* **Written instruction**:
Word for word, copy all the data and drop the pictures.

* **Material shown**:
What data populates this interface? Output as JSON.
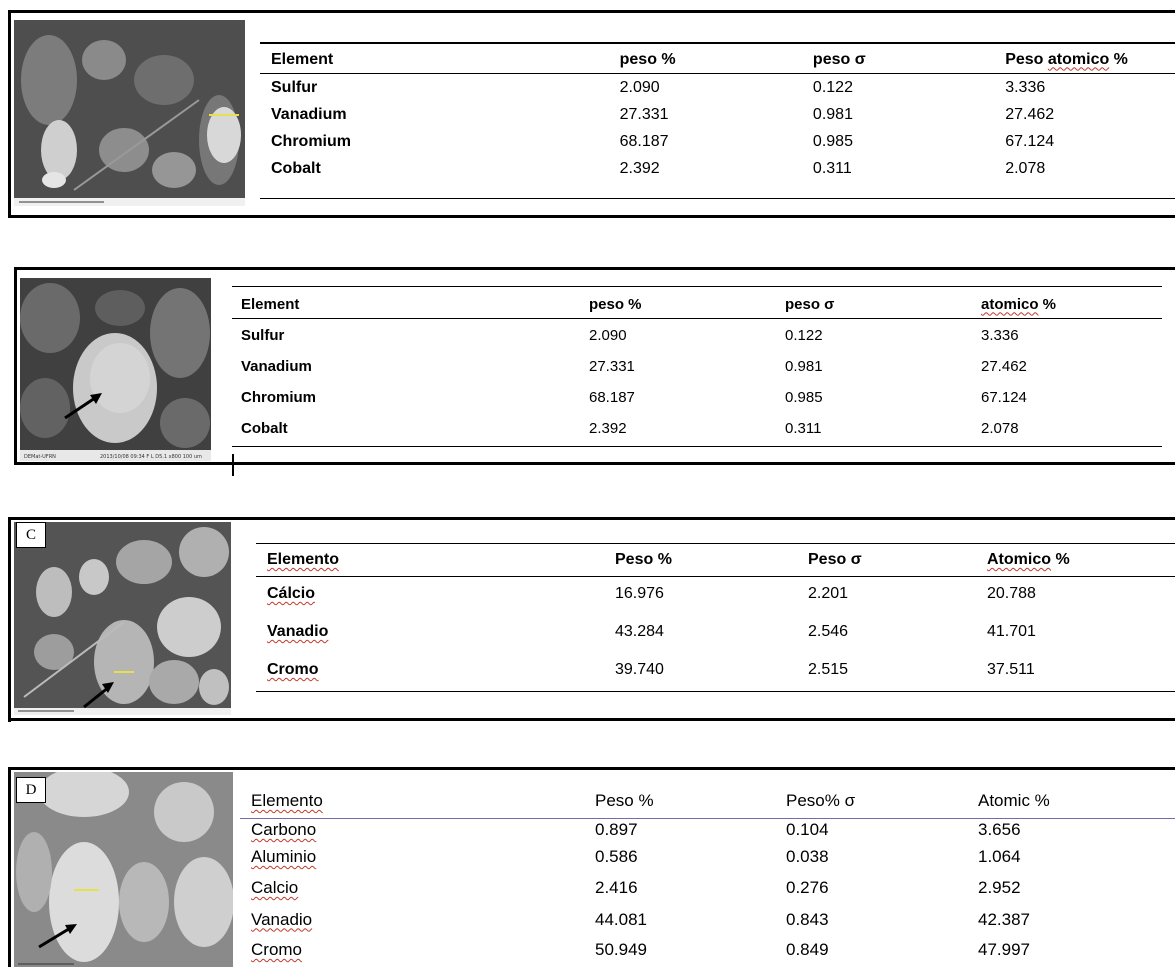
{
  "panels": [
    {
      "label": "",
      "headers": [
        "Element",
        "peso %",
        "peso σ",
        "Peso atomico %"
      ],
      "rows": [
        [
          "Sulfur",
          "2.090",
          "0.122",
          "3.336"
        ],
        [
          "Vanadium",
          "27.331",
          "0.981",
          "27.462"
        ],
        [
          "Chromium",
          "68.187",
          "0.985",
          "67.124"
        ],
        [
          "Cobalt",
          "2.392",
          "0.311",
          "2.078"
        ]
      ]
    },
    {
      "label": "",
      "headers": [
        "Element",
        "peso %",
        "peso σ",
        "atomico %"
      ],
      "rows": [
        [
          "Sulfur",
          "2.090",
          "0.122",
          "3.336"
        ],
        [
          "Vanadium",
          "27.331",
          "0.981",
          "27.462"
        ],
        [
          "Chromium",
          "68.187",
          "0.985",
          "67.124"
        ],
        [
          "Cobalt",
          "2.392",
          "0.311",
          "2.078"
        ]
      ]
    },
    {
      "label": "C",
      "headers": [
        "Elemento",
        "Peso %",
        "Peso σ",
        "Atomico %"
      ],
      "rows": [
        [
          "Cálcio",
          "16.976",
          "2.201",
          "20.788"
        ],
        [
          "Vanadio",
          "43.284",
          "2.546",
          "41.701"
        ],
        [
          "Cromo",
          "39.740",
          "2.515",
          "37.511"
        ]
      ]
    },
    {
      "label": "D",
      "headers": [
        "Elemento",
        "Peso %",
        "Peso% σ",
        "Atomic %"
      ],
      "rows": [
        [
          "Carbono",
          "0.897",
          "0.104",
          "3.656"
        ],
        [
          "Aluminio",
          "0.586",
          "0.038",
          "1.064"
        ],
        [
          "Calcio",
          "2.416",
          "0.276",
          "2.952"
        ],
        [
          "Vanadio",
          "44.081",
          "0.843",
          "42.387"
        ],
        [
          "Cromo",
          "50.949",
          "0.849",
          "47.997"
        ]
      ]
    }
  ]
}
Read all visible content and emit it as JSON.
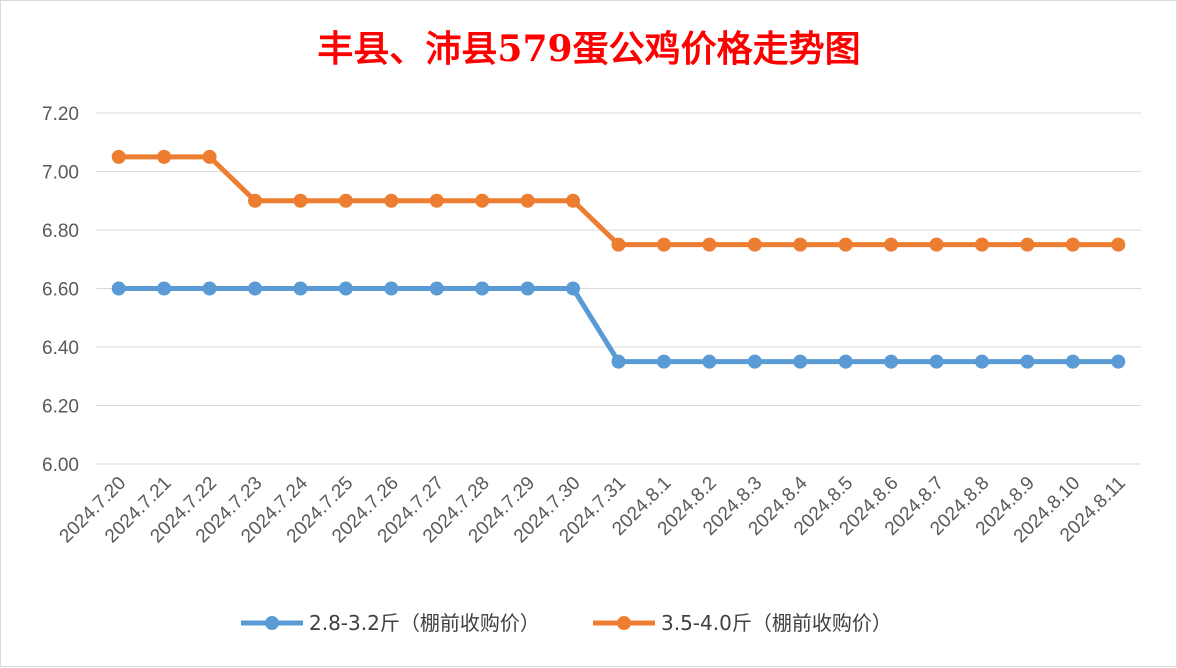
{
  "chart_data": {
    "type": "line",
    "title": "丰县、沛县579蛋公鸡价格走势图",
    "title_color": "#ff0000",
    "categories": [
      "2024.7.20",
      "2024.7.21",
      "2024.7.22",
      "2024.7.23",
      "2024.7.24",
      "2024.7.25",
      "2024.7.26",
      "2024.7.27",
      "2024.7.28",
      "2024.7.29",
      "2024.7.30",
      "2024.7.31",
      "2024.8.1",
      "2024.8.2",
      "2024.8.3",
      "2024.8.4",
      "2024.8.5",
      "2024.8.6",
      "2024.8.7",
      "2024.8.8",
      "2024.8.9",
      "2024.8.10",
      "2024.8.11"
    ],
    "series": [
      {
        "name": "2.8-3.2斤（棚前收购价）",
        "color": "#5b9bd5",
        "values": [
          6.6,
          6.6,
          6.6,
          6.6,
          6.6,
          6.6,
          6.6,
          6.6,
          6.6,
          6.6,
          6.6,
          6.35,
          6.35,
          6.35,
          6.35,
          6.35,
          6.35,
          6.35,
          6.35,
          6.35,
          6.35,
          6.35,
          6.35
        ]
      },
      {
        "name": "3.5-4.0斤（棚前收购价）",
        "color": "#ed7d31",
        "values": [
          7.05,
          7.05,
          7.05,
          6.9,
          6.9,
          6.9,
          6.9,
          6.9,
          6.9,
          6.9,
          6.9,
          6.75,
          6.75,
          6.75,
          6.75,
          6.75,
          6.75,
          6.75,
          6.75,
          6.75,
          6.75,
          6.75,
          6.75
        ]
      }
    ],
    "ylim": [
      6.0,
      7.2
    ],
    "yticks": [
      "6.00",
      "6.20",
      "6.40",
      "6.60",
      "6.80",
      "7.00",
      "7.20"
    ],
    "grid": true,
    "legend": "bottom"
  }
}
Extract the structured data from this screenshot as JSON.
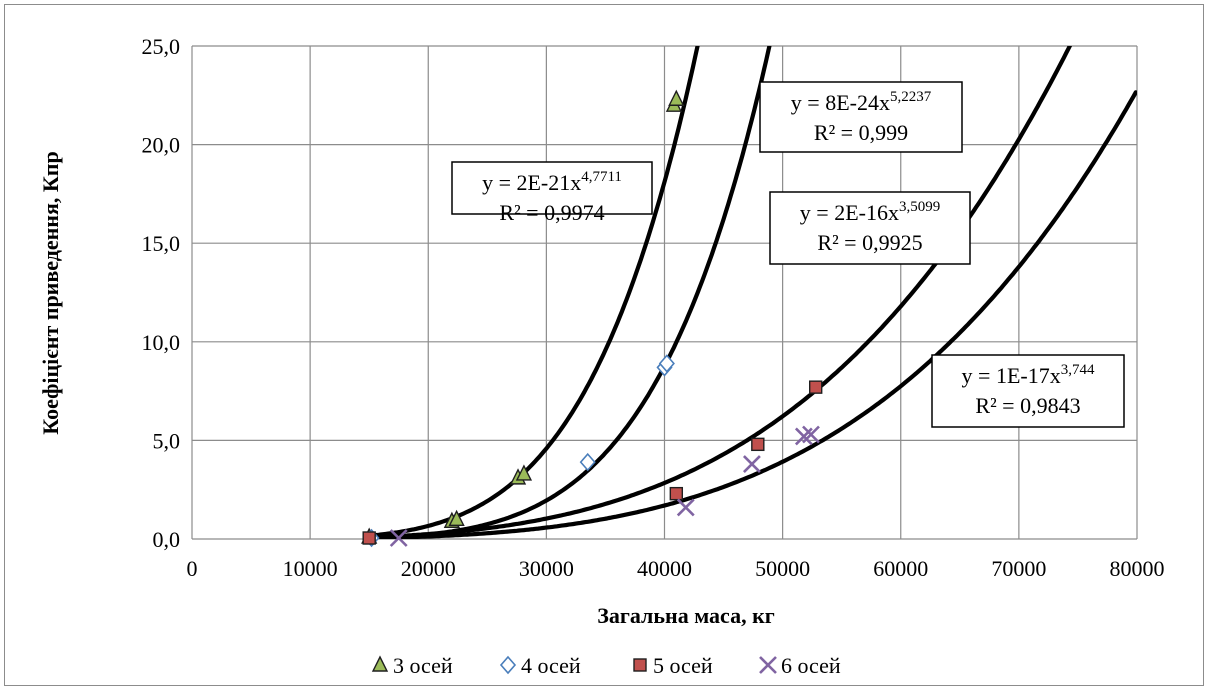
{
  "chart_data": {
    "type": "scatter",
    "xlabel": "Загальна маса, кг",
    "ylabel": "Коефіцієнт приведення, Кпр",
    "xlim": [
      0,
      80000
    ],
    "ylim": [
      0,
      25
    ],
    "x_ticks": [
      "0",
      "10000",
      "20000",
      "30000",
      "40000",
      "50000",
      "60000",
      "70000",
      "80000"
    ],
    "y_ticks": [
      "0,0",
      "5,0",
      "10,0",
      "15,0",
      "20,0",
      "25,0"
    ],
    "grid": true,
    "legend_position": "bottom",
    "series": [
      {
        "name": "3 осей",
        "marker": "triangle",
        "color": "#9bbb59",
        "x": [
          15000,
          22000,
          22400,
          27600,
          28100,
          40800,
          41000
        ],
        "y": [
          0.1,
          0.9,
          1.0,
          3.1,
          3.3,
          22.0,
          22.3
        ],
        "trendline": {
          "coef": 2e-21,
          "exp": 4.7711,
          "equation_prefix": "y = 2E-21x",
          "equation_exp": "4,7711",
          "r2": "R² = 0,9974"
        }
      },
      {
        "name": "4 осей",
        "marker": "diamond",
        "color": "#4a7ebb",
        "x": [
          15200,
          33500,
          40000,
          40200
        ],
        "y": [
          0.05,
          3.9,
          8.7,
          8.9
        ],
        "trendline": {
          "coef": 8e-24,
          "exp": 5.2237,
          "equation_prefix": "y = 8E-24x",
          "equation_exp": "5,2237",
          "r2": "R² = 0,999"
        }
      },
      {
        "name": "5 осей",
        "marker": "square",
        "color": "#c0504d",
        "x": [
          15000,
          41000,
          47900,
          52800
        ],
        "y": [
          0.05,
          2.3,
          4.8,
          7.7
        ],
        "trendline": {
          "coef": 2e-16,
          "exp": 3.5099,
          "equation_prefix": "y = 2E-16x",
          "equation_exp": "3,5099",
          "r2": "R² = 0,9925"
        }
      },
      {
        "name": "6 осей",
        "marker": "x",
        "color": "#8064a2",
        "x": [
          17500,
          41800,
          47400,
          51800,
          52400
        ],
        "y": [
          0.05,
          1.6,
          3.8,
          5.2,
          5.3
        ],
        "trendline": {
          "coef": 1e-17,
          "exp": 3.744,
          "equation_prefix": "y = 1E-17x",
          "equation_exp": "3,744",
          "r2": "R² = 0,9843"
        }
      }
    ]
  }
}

* **Solution to the problem**:
What data populates this interface? Output as JSON.
{
  "panels": [
    {
      "label": "",
      "headers": [
        "Element",
        "peso %",
        "peso σ",
        "Peso atomico %"
      ],
      "rows": [
        [
          "Sulfur",
          "2.090",
          "0.122",
          "3.336"
        ],
        [
          "Vanadium",
          "27.331",
          "0.981",
          "27.462"
        ],
        [
          "Chromium",
          "68.187",
          "0.985",
          "67.124"
        ],
        [
          "Cobalt",
          "2.392",
          "0.311",
          "2.078"
        ]
      ]
    },
    {
      "label": "",
      "headers": [
        "Element",
        "peso %",
        "peso σ",
        "atomico %"
      ],
      "rows": [
        [
          "Sulfur",
          "2.090",
          "0.122",
          "3.336"
        ],
        [
          "Vanadium",
          "27.331",
          "0.981",
          "27.462"
        ],
        [
          "Chromium",
          "68.187",
          "0.985",
          "67.124"
        ],
        [
          "Cobalt",
          "2.392",
          "0.311",
          "2.078"
        ]
      ]
    },
    {
      "label": "C",
      "headers": [
        "Elemento",
        "Peso %",
        "Peso σ",
        "Atomico %"
      ],
      "rows": [
        [
          "Cálcio",
          "16.976",
          "2.201",
          "20.788"
        ],
        [
          "Vanadio",
          "43.284",
          "2.546",
          "41.701"
        ],
        [
          "Cromo",
          "39.740",
          "2.515",
          "37.511"
        ]
      ]
    },
    {
      "label": "D",
      "headers": [
        "Elemento",
        "Peso %",
        "Peso% σ",
        "Atomic %"
      ],
      "rows": [
        [
          "Carbono",
          "0.897",
          "0.104",
          "3.656"
        ],
        [
          "Aluminio",
          "0.586",
          "0.038",
          "1.064"
        ],
        [
          "Calcio",
          "2.416",
          "0.276",
          "2.952"
        ],
        [
          "Vanadio",
          "44.081",
          "0.843",
          "42.387"
        ],
        [
          "Cromo",
          "50.949",
          "0.849",
          "47.997"
        ]
      ]
    }
  ]
}
Read all visible content and emit it as JSON.
{
  "chart_data": {
    "type": "line",
    "title": "丰县、沛县579蛋公鸡价格走势图",
    "title_color": "#ff0000",
    "categories": [
      "2024.7.20",
      "2024.7.21",
      "2024.7.22",
      "2024.7.23",
      "2024.7.24",
      "2024.7.25",
      "2024.7.26",
      "2024.7.27",
      "2024.7.28",
      "2024.7.29",
      "2024.7.30",
      "2024.7.31",
      "2024.8.1",
      "2024.8.2",
      "2024.8.3",
      "2024.8.4",
      "2024.8.5",
      "2024.8.6",
      "2024.8.7",
      "2024.8.8",
      "2024.8.9",
      "2024.8.10",
      "2024.8.11"
    ],
    "series": [
      {
        "name": "2.8-3.2斤（棚前收购价）",
        "color": "#5b9bd5",
        "values": [
          6.6,
          6.6,
          6.6,
          6.6,
          6.6,
          6.6,
          6.6,
          6.6,
          6.6,
          6.6,
          6.6,
          6.35,
          6.35,
          6.35,
          6.35,
          6.35,
          6.35,
          6.35,
          6.35,
          6.35,
          6.35,
          6.35,
          6.35
        ]
      },
      {
        "name": "3.5-4.0斤（棚前收购价）",
        "color": "#ed7d31",
        "values": [
          7.05,
          7.05,
          7.05,
          6.9,
          6.9,
          6.9,
          6.9,
          6.9,
          6.9,
          6.9,
          6.9,
          6.75,
          6.75,
          6.75,
          6.75,
          6.75,
          6.75,
          6.75,
          6.75,
          6.75,
          6.75,
          6.75,
          6.75
        ]
      }
    ],
    "ylim": [
      6.0,
      7.2
    ],
    "yticks": [
      "6.00",
      "6.20",
      "6.40",
      "6.60",
      "6.80",
      "7.00",
      "7.20"
    ],
    "grid": true,
    "legend": "bottom"
  }
}
Extract the structured data from this screenshot as JSON.
{
  "chart_data": {
    "type": "scatter",
    "xlabel": "Загальна маса, кг",
    "ylabel": "Коефіцієнт приведення, Кпр",
    "xlim": [
      0,
      80000
    ],
    "ylim": [
      0,
      25
    ],
    "x_ticks": [
      "0",
      "10000",
      "20000",
      "30000",
      "40000",
      "50000",
      "60000",
      "70000",
      "80000"
    ],
    "y_ticks": [
      "0,0",
      "5,0",
      "10,0",
      "15,0",
      "20,0",
      "25,0"
    ],
    "grid": true,
    "legend_position": "bottom",
    "series": [
      {
        "name": "3 осей",
        "marker": "triangle",
        "color": "#9bbb59",
        "x": [
          15000,
          22000,
          22400,
          27600,
          28100,
          40800,
          41000
        ],
        "y": [
          0.1,
          0.9,
          1.0,
          3.1,
          3.3,
          22.0,
          22.3
        ],
        "trendline": {
          "coef": 2e-21,
          "exp": 4.7711,
          "equation_prefix": "y = 2E-21x",
          "equation_exp": "4,7711",
          "r2": "R² = 0,9974"
        }
      },
      {
        "name": "4 осей",
        "marker": "diamond",
        "color": "#4a7ebb",
        "x": [
          15200,
          33500,
          40000,
          40200
        ],
        "y": [
          0.05,
          3.9,
          8.7,
          8.9
        ],
        "trendline": {
          "coef": 8e-24,
          "exp": 5.2237,
          "equation_prefix": "y = 8E-24x",
          "equation_exp": "5,2237",
          "r2": "R² = 0,999"
        }
      },
      {
        "name": "5 осей",
        "marker": "square",
        "color": "#c0504d",
        "x": [
          15000,
          41000,
          47900,
          52800
        ],
        "y": [
          0.05,
          2.3,
          4.8,
          7.7
        ],
        "trendline": {
          "coef": 2e-16,
          "exp": 3.5099,
          "equation_prefix": "y = 2E-16x",
          "equation_exp": "3,5099",
          "r2": "R² = 0,9925"
        }
      },
      {
        "name": "6 осей",
        "marker": "x",
        "color": "#8064a2",
        "x": [
          17500,
          41800,
          47400,
          51800,
          52400
        ],
        "y": [
          0.05,
          1.6,
          3.8,
          5.2,
          5.3
        ],
        "trendline": {
          "coef": 1e-17,
          "exp": 3.744,
          "equation_prefix": "y = 1E-17x",
          "equation_exp": "3,744",
          "r2": "R² = 0,9843"
        }
      }
    ]
  }
}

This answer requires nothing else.